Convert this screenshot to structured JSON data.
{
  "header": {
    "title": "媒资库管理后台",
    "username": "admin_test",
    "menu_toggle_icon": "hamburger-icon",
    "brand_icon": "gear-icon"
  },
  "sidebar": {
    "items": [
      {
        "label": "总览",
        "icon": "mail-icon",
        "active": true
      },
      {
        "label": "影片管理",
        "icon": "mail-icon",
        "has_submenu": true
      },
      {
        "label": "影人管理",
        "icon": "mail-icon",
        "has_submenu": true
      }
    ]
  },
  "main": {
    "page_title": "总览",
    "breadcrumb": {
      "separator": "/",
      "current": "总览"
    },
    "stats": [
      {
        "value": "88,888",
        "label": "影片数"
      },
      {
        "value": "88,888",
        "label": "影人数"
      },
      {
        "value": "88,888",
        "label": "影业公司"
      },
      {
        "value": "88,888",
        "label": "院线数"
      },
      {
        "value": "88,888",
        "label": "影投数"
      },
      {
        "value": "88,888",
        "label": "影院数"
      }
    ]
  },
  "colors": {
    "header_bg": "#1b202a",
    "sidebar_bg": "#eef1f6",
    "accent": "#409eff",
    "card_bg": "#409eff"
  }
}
■ ■ ■ ■
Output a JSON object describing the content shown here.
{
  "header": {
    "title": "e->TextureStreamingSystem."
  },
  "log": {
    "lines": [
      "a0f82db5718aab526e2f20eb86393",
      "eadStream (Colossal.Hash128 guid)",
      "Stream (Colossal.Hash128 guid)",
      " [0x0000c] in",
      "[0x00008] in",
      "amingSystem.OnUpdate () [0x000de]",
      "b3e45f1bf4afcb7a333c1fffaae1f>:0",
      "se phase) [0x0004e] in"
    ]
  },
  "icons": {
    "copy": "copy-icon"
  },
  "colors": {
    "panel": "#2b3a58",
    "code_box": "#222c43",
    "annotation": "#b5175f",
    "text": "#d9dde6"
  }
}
■ ■ ■ ■
Show all lines from the listing above in which "label" appears.

→ **ANSWER FOR THIS EXERCISE**
        "label": "总览",
        "label": "影片管理",
        "label": "影人管理",
        "label": "影片数"
        "label": "影人数"
        "label": "影业公司"
        "label": "院线数"
        "label": "影投数"
        "label": "影院数"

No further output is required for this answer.